[Items listed in a dataset]
----------------
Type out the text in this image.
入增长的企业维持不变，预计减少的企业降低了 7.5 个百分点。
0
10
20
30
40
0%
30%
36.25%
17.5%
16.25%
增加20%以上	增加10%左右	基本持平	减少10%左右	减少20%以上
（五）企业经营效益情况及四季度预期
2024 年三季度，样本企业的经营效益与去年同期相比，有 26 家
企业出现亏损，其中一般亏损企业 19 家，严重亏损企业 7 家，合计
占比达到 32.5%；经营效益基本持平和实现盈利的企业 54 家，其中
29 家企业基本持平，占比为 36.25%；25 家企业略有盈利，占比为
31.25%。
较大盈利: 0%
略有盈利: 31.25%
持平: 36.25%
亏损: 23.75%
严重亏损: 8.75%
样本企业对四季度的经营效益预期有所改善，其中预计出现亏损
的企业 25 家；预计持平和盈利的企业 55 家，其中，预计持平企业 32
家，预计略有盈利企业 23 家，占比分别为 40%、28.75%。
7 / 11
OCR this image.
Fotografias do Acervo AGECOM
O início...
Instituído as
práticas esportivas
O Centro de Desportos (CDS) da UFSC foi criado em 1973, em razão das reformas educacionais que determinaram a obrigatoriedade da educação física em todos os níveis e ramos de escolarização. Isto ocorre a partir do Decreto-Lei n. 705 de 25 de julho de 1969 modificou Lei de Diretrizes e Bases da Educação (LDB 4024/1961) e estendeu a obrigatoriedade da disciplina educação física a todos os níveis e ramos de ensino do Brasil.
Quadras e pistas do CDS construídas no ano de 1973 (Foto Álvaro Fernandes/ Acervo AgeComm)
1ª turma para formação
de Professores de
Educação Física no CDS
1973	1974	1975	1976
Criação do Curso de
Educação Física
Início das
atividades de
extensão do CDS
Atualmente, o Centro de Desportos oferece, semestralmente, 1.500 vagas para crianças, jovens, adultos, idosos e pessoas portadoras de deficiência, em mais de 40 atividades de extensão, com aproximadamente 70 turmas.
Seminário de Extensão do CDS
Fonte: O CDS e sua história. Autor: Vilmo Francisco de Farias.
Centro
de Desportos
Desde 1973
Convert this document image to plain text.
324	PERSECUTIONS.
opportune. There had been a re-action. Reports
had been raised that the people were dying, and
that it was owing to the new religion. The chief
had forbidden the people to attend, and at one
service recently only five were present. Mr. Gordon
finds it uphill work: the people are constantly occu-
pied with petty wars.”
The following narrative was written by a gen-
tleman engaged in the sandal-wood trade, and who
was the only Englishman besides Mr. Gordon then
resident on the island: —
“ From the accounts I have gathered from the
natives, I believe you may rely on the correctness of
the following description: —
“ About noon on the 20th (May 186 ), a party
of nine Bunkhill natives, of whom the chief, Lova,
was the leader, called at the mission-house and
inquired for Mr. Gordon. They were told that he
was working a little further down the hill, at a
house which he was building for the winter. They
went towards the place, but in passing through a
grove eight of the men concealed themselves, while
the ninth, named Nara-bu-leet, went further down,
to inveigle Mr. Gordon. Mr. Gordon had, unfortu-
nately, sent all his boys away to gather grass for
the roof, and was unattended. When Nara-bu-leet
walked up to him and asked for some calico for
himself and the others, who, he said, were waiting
----------------
# WHAT TO WORK ON:
Every line that holds the word "Gordon" counts once; state the total number of such lines and nothing else.

# TASK RESPONSE:
4